▶ **Problem to solve**
Will you write out all the entries below exactly?

▶ **Input data**

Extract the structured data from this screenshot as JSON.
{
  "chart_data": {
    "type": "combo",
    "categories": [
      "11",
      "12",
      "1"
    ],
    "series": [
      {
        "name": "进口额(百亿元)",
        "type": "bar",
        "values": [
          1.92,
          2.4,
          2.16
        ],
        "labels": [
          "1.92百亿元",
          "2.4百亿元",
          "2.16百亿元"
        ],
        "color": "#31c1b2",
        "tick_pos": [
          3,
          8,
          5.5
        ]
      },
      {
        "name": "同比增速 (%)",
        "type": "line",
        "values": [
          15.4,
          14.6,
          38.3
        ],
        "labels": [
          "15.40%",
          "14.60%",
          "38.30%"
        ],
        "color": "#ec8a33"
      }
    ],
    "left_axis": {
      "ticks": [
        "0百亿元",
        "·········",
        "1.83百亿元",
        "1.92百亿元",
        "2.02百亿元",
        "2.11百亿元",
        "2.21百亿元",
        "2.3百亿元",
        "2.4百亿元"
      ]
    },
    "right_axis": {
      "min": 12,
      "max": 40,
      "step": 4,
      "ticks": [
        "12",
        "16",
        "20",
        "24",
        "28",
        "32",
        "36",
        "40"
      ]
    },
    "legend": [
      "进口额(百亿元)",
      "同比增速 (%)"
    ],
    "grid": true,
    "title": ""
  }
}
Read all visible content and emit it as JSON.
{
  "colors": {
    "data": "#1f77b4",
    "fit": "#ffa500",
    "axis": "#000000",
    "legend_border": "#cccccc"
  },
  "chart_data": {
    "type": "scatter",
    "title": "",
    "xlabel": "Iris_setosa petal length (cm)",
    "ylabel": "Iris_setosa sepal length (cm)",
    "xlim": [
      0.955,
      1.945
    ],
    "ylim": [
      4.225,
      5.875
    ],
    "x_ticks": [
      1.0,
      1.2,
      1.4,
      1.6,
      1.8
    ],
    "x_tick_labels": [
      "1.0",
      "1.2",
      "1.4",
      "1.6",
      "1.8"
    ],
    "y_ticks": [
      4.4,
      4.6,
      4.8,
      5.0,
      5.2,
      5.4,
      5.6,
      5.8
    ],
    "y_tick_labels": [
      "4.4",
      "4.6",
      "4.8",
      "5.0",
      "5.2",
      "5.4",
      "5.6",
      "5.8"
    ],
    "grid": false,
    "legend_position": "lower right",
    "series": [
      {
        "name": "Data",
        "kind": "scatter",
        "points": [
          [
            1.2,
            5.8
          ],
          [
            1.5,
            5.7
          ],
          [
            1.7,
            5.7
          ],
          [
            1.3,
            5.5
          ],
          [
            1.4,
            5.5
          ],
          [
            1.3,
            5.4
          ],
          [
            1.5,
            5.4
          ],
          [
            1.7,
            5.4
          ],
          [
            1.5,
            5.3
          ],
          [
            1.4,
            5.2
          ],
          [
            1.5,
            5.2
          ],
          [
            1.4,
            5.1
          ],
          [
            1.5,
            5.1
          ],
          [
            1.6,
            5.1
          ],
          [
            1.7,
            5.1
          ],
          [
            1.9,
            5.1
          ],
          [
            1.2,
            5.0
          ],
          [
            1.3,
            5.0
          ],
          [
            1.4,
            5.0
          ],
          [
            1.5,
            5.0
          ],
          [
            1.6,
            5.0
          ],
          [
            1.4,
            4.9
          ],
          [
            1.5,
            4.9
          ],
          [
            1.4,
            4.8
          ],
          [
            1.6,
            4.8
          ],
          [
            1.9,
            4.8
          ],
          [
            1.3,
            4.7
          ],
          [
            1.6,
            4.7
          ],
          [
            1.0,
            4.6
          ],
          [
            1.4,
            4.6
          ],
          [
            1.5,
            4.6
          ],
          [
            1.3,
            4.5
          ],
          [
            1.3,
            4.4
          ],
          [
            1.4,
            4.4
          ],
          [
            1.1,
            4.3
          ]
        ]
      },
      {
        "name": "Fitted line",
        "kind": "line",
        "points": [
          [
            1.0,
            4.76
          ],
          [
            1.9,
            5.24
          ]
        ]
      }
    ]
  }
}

▶ **Task answer**
Extract the structured data from this screenshot as JSON.
{
  "chart_data": {
    "type": "combo",
    "categories": [
      "11",
      "12",
      "1"
    ],
    "series": [
      {
        "name": "进口额(百亿元)",
        "type": "bar",
        "values": [
          1.92,
          2.4,
          2.16
        ],
        "labels": [
          "1.92百亿元",
          "2.4百亿元",
          "2.16百亿元"
        ],
        "color": "#31c1b2",
        "tick_pos": [
          3,
          8,
          5.5
        ]
      },
      {
        "name": "同比增速 (%)",
        "type": "line",
        "values": [
          15.4,
          14.6,
          38.3
        ],
        "labels": [
          "15.40%",
          "14.60%",
          "38.30%"
        ],
        "color": "#ec8a33"
      }
    ],
    "left_axis": {
      "ticks": [
        "0百亿元",
        "·········",
        "1.83百亿元",
        "1.92百亿元",
        "2.02百亿元",
        "2.11百亿元",
        "2.21百亿元",
        "2.3百亿元",
        "2.4百亿元"
      ]
    },
    "right_axis": {
      "min": 12,
      "max": 40,
      "step": 4,
      "ticks": [
        "12",
        "16",
        "20",
        "24",
        "28",
        "32",
        "36",
        "40"
      ]
    },
    "legend": [
      "进口额(百亿元)",
      "同比增速 (%)"
    ],
    "grid": true,
    "title": ""
  }
}
Read all visible content and emit it as JSON.
{
  "colors": {
    "data": "#1f77b4",
    "fit": "#ffa500",
    "axis": "#000000",
    "legend_border": "#cccccc"
  },
  "chart_data": {
    "type": "scatter",
    "title": "",
    "xlabel": "Iris_setosa petal length (cm)",
    "ylabel": "Iris_setosa sepal length (cm)",
    "xlim": [
      0.955,
      1.945
    ],
    "ylim": [
      4.225,
      5.875
    ],
    "x_ticks": [
      1.0,
      1.2,
      1.4,
      1.6,
      1.8
    ],
    "x_tick_labels": [
      "1.0",
      "1.2",
      "1.4",
      "1.6",
      "1.8"
    ],
    "y_ticks": [
      4.4,
      4.6,
      4.8,
      5.0,
      5.2,
      5.4,
      5.6,
      5.8
    ],
    "y_tick_labels": [
      "4.4",
      "4.6",
      "4.8",
      "5.0",
      "5.2",
      "5.4",
      "5.6",
      "5.8"
    ],
    "grid": false,
    "legend_position": "lower right",
    "series": [
      {
        "name": "Data",
        "kind": "scatter",
        "points": [
          [
            1.2,
            5.8
          ],
          [
            1.5,
            5.7
          ],
          [
            1.7,
            5.7
          ],
          [
            1.3,
            5.5
          ],
          [
            1.4,
            5.5
          ],
          [
            1.3,
            5.4
          ],
          [
            1.5,
            5.4
          ],
          [
            1.7,
            5.4
          ],
          [
            1.5,
            5.3
          ],
          [
            1.4,
            5.2
          ],
          [
            1.5,
            5.2
          ],
          [
            1.4,
            5.1
          ],
          [
            1.5,
            5.1
          ],
          [
            1.6,
            5.1
          ],
          [
            1.7,
            5.1
          ],
          [
            1.9,
            5.1
          ],
          [
            1.2,
            5.0
          ],
          [
            1.3,
            5.0
          ],
          [
            1.4,
            5.0
          ],
          [
            1.5,
            5.0
          ],
          [
            1.6,
            5.0
          ],
          [
            1.4,
            4.9
          ],
          [
            1.5,
            4.9
          ],
          [
            1.4,
            4.8
          ],
          [
            1.6,
            4.8
          ],
          [
            1.9,
            4.8
          ],
          [
            1.3,
            4.7
          ],
          [
            1.6,
            4.7
          ],
          [
            1.0,
            4.6
          ],
          [
            1.4,
            4.6
          ],
          [
            1.5,
            4.6
          ],
          [
            1.3,
            4.5
          ],
          [
            1.3,
            4.4
          ],
          [
            1.4,
            4.4
          ],
          [
            1.1,
            4.3
          ]
        ]
      },
      {
        "name": "Fitted line",
        "kind": "line",
        "points": [
          [
            1.0,
            4.76
          ],
          [
            1.9,
            5.24
          ]
        ]
      }
    ]
  }
}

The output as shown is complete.